◆ The exercise: Check every line below for the word "items" and copy each one that has it.

◆ Dataset entries:
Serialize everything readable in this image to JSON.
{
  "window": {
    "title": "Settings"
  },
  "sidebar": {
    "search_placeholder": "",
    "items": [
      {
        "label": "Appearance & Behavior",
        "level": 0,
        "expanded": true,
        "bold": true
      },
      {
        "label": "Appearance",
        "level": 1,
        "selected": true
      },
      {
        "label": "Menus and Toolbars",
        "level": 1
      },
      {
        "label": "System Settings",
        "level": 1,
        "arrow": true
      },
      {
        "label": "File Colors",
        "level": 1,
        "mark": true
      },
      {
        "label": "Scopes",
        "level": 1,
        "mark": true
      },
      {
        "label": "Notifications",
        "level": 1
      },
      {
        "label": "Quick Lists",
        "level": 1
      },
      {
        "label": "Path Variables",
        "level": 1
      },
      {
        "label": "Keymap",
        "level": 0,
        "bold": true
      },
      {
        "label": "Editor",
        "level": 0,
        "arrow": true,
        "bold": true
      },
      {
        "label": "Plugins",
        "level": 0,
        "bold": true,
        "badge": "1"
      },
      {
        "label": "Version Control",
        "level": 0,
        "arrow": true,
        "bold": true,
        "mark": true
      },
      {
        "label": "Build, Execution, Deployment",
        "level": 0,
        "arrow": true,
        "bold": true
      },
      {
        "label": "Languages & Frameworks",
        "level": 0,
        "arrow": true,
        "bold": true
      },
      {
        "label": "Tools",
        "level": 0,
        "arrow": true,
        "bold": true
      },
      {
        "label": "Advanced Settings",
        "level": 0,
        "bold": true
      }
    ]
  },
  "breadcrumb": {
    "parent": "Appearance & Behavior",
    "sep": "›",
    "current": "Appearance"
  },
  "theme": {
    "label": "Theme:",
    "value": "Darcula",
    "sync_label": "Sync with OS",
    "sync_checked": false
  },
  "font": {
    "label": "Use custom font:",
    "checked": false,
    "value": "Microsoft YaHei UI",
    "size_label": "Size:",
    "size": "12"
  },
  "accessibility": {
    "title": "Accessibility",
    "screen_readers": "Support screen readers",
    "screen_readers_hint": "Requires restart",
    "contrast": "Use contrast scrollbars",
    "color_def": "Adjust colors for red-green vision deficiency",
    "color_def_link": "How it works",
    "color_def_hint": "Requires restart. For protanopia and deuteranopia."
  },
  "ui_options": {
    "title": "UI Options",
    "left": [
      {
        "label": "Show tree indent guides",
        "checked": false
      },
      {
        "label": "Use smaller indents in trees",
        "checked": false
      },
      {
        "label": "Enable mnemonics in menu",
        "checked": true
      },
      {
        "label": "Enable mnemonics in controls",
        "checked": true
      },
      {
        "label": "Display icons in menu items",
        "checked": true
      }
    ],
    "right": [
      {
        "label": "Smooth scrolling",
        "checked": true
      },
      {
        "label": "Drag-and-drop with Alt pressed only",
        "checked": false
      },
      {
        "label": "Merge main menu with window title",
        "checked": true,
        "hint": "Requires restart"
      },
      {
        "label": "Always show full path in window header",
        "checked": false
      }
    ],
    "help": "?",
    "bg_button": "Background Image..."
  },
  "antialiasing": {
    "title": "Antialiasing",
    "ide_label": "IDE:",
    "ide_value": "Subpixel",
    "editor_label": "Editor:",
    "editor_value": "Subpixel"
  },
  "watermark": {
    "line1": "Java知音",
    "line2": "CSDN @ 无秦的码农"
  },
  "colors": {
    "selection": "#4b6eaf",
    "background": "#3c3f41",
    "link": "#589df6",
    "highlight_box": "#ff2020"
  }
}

◆ Response for this exercise:
    "items": [
        "label": "Display icons in menu items",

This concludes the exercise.